**AVAILABLE DATA:**
•••••
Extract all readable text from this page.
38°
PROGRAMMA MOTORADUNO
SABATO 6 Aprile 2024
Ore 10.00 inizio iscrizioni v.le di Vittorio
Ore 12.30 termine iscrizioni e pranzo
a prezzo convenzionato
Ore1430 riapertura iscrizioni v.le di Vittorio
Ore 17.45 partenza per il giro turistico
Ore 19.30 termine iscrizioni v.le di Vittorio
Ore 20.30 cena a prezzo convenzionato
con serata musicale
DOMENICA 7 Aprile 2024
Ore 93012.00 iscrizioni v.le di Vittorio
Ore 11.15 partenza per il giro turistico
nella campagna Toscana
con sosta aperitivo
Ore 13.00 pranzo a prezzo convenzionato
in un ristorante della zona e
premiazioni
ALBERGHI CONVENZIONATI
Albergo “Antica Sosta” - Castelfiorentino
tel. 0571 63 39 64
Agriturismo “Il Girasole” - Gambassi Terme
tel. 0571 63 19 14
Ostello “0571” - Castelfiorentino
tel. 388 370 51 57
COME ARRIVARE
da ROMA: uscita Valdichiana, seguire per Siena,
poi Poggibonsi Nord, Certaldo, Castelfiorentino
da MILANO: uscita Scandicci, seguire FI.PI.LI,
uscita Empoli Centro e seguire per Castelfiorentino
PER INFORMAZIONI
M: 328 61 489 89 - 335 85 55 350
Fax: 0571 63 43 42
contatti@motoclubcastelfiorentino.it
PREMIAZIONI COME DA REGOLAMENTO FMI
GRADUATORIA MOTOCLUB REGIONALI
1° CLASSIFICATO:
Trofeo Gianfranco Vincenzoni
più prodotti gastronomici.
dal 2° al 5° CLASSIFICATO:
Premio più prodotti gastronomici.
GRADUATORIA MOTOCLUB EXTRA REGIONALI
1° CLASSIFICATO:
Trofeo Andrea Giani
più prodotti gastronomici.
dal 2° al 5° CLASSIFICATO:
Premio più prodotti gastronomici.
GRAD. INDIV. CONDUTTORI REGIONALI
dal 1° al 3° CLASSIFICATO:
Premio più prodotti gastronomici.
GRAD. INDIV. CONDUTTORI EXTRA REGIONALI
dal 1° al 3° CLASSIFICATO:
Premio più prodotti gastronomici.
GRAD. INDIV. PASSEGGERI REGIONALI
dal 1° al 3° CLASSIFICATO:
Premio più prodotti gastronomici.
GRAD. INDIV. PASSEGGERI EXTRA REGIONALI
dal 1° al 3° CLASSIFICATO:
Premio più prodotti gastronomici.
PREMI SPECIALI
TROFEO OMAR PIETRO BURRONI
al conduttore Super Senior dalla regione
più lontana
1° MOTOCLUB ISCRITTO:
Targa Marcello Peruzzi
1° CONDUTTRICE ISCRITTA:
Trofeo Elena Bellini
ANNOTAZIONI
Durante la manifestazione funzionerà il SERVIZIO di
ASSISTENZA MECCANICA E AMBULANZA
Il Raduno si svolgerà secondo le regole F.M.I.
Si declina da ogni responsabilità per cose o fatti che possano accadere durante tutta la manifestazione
•••••
Word for word, write out all of the data above.

**FULL OUTPUT:**
Extract all readable text from this page.
38°
PROGRAMMA MOTORADUNO
SABATO 6 Aprile 2024
Ore 10.00 inizio iscrizioni v.le di Vittorio
Ore 12.30 termine iscrizioni e pranzo
a prezzo convenzionato
Ore1430 riapertura iscrizioni v.le di Vittorio
Ore 17.45 partenza per il giro turistico
Ore 19.30 termine iscrizioni v.le di Vittorio
Ore 20.30 cena a prezzo convenzionato
con serata musicale
DOMENICA 7 Aprile 2024
Ore 93012.00 iscrizioni v.le di Vittorio
Ore 11.15 partenza per il giro turistico
nella campagna Toscana
con sosta aperitivo
Ore 13.00 pranzo a prezzo convenzionato
in un ristorante della zona e
premiazioni
ALBERGHI CONVENZIONATI
Albergo “Antica Sosta” - Castelfiorentino
tel. 0571 63 39 64
Agriturismo “Il Girasole” - Gambassi Terme
tel. 0571 63 19 14
Ostello “0571” - Castelfiorentino
tel. 388 370 51 57
COME ARRIVARE
da ROMA: uscita Valdichiana, seguire per Siena,
poi Poggibonsi Nord, Certaldo, Castelfiorentino
da MILANO: uscita Scandicci, seguire FI.PI.LI,
uscita Empoli Centro e seguire per Castelfiorentino
PER INFORMAZIONI
M: 328 61 489 89 - 335 85 55 350
Fax: 0571 63 43 42
contatti@motoclubcastelfiorentino.it
PREMIAZIONI COME DA REGOLAMENTO FMI
GRADUATORIA MOTOCLUB REGIONALI
1° CLASSIFICATO:
Trofeo Gianfranco Vincenzoni
più prodotti gastronomici.
dal 2° al 5° CLASSIFICATO:
Premio più prodotti gastronomici.
GRADUATORIA MOTOCLUB EXTRA REGIONALI
1° CLASSIFICATO:
Trofeo Andrea Giani
più prodotti gastronomici.
dal 2° al 5° CLASSIFICATO:
Premio più prodotti gastronomici.
GRAD. INDIV. CONDUTTORI REGIONALI
dal 1° al 3° CLASSIFICATO:
Premio più prodotti gastronomici.
GRAD. INDIV. CONDUTTORI EXTRA REGIONALI
dal 1° al 3° CLASSIFICATO:
Premio più prodotti gastronomici.
GRAD. INDIV. PASSEGGERI REGIONALI
dal 1° al 3° CLASSIFICATO:
Premio più prodotti gastronomici.
GRAD. INDIV. PASSEGGERI EXTRA REGIONALI
dal 1° al 3° CLASSIFICATO:
Premio più prodotti gastronomici.
PREMI SPECIALI
TROFEO OMAR PIETRO BURRONI
al conduttore Super Senior dalla regione
più lontana
1° MOTOCLUB ISCRITTO:
Targa Marcello Peruzzi
1° CONDUTTRICE ISCRITTA:
Trofeo Elena Bellini
ANNOTAZIONI
Durante la manifestazione funzionerà il SERVIZIO di
ASSISTENZA MECCANICA E AMBULANZA
Il Raduno si svolgerà secondo le regole F.M.I.
Si declina da ogni responsabilità per cose o fatti che possano accadere durante tutta la manifestazione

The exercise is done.